_Recorded data_
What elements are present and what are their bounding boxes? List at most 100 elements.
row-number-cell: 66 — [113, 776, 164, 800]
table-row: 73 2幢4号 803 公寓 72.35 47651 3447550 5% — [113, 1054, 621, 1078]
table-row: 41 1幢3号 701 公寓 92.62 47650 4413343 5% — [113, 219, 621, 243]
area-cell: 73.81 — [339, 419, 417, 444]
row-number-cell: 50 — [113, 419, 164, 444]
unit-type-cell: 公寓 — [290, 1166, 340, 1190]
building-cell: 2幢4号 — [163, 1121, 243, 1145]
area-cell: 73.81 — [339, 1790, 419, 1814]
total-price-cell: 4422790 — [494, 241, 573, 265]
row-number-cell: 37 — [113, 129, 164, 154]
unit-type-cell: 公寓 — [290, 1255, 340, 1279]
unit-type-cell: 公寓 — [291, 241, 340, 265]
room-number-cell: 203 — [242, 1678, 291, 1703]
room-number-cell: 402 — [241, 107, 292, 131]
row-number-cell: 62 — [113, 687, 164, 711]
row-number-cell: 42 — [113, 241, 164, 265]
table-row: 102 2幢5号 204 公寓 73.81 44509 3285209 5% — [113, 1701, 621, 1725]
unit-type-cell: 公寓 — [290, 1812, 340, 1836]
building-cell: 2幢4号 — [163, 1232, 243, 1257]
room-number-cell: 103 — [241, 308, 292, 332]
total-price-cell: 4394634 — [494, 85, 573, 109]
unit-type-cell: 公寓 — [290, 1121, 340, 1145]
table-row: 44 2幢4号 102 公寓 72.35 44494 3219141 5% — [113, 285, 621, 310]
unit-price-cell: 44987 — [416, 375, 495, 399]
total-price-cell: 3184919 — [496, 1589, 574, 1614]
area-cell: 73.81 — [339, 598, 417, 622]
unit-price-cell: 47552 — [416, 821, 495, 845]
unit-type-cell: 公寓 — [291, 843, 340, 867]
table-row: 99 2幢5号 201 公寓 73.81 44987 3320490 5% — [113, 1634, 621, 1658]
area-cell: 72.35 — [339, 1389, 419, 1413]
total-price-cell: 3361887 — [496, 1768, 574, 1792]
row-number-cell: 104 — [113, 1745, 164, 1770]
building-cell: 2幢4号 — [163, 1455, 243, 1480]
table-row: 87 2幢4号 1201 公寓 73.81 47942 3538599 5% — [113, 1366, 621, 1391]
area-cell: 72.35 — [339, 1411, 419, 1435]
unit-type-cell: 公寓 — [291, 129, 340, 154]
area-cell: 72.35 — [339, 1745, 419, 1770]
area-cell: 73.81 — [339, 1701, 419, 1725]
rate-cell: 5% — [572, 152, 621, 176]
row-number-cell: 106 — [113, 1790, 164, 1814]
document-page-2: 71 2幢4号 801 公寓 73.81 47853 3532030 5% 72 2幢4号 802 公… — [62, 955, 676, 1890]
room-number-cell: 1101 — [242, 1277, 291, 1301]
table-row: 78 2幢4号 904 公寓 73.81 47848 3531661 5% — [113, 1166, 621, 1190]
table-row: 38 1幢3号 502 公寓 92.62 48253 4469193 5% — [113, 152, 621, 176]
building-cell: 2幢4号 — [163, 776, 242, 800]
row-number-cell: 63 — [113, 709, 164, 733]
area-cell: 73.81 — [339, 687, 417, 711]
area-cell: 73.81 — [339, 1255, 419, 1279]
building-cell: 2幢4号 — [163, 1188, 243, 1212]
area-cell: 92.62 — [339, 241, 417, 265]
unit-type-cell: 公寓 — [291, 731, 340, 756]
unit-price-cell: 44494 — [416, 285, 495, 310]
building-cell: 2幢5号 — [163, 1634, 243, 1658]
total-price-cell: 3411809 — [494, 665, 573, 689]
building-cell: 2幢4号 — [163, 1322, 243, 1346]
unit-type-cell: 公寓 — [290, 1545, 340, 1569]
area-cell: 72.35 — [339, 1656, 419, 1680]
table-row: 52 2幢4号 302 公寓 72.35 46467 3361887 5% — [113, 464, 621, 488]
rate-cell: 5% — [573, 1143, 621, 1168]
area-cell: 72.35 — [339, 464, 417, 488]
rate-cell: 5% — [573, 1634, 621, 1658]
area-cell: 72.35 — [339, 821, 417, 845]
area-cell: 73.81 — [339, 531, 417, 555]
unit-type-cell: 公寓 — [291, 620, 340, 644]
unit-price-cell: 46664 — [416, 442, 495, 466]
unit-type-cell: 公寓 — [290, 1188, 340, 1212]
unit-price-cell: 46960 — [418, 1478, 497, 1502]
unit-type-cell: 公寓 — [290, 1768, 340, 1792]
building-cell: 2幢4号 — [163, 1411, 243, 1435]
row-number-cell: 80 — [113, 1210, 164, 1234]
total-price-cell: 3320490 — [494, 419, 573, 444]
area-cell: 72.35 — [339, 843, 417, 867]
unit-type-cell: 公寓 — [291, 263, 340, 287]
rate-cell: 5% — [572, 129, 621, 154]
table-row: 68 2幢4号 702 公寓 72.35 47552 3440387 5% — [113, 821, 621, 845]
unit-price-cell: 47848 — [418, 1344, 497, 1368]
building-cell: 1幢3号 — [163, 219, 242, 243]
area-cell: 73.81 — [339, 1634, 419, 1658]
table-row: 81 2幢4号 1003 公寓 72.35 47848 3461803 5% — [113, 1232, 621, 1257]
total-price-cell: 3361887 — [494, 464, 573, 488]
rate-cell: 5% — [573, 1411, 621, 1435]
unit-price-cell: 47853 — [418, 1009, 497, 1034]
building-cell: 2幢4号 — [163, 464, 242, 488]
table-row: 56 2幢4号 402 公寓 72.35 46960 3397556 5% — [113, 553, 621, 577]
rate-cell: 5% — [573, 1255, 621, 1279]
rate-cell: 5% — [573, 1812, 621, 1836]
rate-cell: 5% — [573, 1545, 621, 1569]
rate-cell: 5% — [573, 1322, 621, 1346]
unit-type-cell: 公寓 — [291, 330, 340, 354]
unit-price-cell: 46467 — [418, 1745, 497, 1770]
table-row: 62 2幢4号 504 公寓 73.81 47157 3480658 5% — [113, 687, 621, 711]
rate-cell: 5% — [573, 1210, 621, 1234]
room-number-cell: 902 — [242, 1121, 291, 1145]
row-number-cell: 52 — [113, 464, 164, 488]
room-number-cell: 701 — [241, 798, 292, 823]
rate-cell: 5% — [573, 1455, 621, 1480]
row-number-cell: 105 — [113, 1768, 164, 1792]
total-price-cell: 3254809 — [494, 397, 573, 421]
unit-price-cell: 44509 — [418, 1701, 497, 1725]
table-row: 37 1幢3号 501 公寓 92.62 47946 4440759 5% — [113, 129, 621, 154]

_What you need to do_
Rewrite the data above as a JSON list of strings, with one string per line and no entries for blank lines.

_The response_
[
  "What elements are present and what are their bounding boxes? List at most 100 elements.",
  "row-number-cell: 66 — [113, 776, 164, 800]",
  "table-row: 73 2幢4号 803 公寓 72.35 47651 3447550 5% — [113, 1054, 621, 1078]",
  "table-row: 41 1幢3号 701 公寓 92.62 47650 4413343 5% — [113, 219, 621, 243]",
  "area-cell: 73.81 — [339, 419, 417, 444]",
  "row-number-cell: 50 — [113, 419, 164, 444]",
  "unit-type-cell: 公寓 — [290, 1166, 340, 1190]",
  "building-cell: 2幢4号 — [163, 1121, 243, 1145]",
  "area-cell: 73.81 — [339, 1790, 419, 1814]",
  "total-price-cell: 4422790 — [494, 241, 573, 265]",
  "row-number-cell: 37 — [113, 129, 164, 154]",
  "unit-type-cell: 公寓 — [290, 1255, 340, 1279]",
  "unit-type-cell: 公寓 — [291, 241, 340, 265]",
  "room-number-cell: 203 — [242, 1678, 291, 1703]",
  "room-number-cell: 402 — [241, 107, 292, 131]",
  "row-number-cell: 62 — [113, 687, 164, 711]",
  "row-number-cell: 42 — [113, 241, 164, 265]",
  "table-row: 102 2幢5号 204 公寓 73.81 44509 3285209 5% — [113, 1701, 621, 1725]",
  "unit-type-cell: 公寓 — [290, 1812, 340, 1836]",
  "building-cell: 2幢4号 — [163, 1232, 243, 1257]",
  "room-number-cell: 103 — [241, 308, 292, 332]",
  "total-price-cell: 4394634 — [494, 85, 573, 109]",
  "unit-type-cell: 公寓 — [290, 1121, 340, 1145]",
  "table-row: 44 2幢4号 102 公寓 72.35 44494 3219141 5% — [113, 285, 621, 310]",
  "unit-price-cell: 44987 — [416, 375, 495, 399]",
  "total-price-cell: 3184919 — [496, 1589, 574, 1614]",
  "area-cell: 73.81 — [339, 598, 417, 622]",
  "unit-price-cell: 47552 — [416, 821, 495, 845]",
  "unit-type-cell: 公寓 — [291, 843, 340, 867]",
  "table-row: 99 2幢5号 201 公寓 73.81 44987 3320490 5% — [113, 1634, 621, 1658]",
  "area-cell: 72.35 — [339, 1389, 419, 1413]",
  "total-price-cell: 3361887 — [496, 1768, 574, 1792]",
  "row-number-cell: 104 — [113, 1745, 164, 1770]",
  "building-cell: 2幢4号 — [163, 1455, 243, 1480]",
  "table-row: 87 2幢4号 1201 公寓 73.81 47942 3538599 5% — [113, 1366, 621, 1391]",
  "area-cell: 72.35 — [339, 1411, 419, 1435]",
  "unit-type-cell: 公寓 — [291, 129, 340, 154]",
  "area-cell: 72.35 — [339, 1745, 419, 1770]",
  "area-cell: 73.81 — [339, 1701, 419, 1725]",
  "rate-cell: 5% — [572, 152, 621, 176]",
  "row-number-cell: 106 — [113, 1790, 164, 1814]",
  "document-page-2: 71 2幢4号 801 公寓 73.81 47853 3532030 5% 72 2幢4号 802 公… — [62, 955, 676, 1890]",
  "room-number-cell: 1101 — [242, 1277, 291, 1301]",
  "table-row: 78 2幢4号 904 公寓 73.81 47848 3531661 5% — [113, 1166, 621, 1190]",
  "table-row: 38 1幢3号 502 公寓 92.62 48253 4469193 5% — [113, 152, 621, 176]",
  "building-cell: 2幢4号 — [163, 776, 242, 800]",
  "row-number-cell: 63 — [113, 709, 164, 733]",
  "area-cell: 73.81 — [339, 687, 417, 711]",
  "area-cell: 73.81 — [339, 1255, 419, 1279]",
  "building-cell: 2幢4号 — [163, 1188, 243, 1212]",
  "area-cell: 92.62 — [339, 241, 417, 265]",
  "unit-type-cell: 公寓 — [291, 731, 340, 756]",
  "unit-price-cell: 44494 — [416, 285, 495, 310]",
  "building-cell: 2幢5号 — [163, 1634, 243, 1658]",
  "total-price-cell: 3411809 — [494, 665, 573, 689]",
  "building-cell: 2幢4号 — [163, 1322, 243, 1346]",
  "unit-type-cell: 公寓 — [290, 1545, 340, 1569]",
  "area-cell: 72.35 — [339, 1656, 419, 1680]",
  "table-row: 52 2幢4号 302 公寓 72.35 46467 3361887 5% — [113, 464, 621, 488]",
  "rate-cell: 5% — [573, 1143, 621, 1168]",
  "area-cell: 72.35 — [339, 464, 417, 488]",
  "rate-cell: 5% — [573, 1634, 621, 1658]",
  "area-cell: 72.35 — [339, 821, 417, 845]",
  "area-cell: 73.81 — [339, 531, 417, 555]",
  "unit-type-cell: 公寓 — [291, 620, 340, 644]",
  "unit-price-cell: 46664 — [416, 442, 495, 466]",
  "unit-type-cell: 公寓 — [290, 1188, 340, 1212]",
  "unit-price-cell: 46960 — [418, 1478, 497, 1502]",
  "unit-type-cell: 公寓 — [290, 1768, 340, 1792]",
  "building-cell: 2幢4号 — [163, 1411, 243, 1435]",
  "row-number-cell: 80 — [113, 1210, 164, 1234]",
  "total-price-cell: 3320490 — [494, 419, 573, 444]",
  "area-cell: 72.35 — [339, 843, 417, 867]",
  "unit-type-cell: 公寓 — [291, 263, 340, 287]",
  "rate-cell: 5% — [572, 129, 621, 154]",
  "table-row: 68 2幢4号 702 公寓 72.35 47552 3440387 5% — [113, 821, 621, 845]",
  "unit-price-cell: 47848 — [418, 1344, 497, 1368]",
  "building-cell: 1幢3号 — [163, 219, 242, 243]",
  "area-cell: 73.81 — [339, 1634, 419, 1658]",
  "table-row: 81 2幢4号 1003 公寓 72.35 47848 3461803 5% — [113, 1232, 621, 1257]",
  "total-price-cell: 3361887 — [494, 464, 573, 488]",
  "rate-cell: 5% — [573, 1411, 621, 1435]",
  "unit-price-cell: 47853 — [418, 1009, 497, 1034]",
  "building-cell: 2幢4号 — [163, 464, 242, 488]",
  "table-row: 56 2幢4号 402 公寓 72.35 46960 3397556 5% — [113, 553, 621, 577]",
  "rate-cell: 5% — [573, 1255, 621, 1279]",
  "rate-cell: 5% — [573, 1812, 621, 1836]",
  "rate-cell: 5% — [573, 1545, 621, 1569]",
  "rate-cell: 5% — [573, 1322, 621, 1346]",
  "unit-type-cell: 公寓 — [291, 330, 340, 354]",
  "unit-price-cell: 46467 — [418, 1745, 497, 1770]",
  "table-row: 62 2幢4号 504 公寓 73.81 47157 3480658 5% — [113, 687, 621, 711]",
  "rate-cell: 5% — [573, 1210, 621, 1234]",
  "room-number-cell: 902 — [242, 1121, 291, 1145]",
  "row-number-cell: 52 — [113, 464, 164, 488]",
  "room-number-cell: 701 — [241, 798, 292, 823]",
  "rate-cell: 5% — [573, 1455, 621, 1480]",
  "row-number-cell: 105 — [113, 1768, 164, 1792]",
  "total-price-cell: 3254809 — [494, 397, 573, 421]",
  "unit-price-cell: 44509 — [418, 1701, 497, 1725]",
  "table-row: 37 1幢3号 501 公寓 92.62 47946 4440759 5% — [113, 129, 621, 154]"
]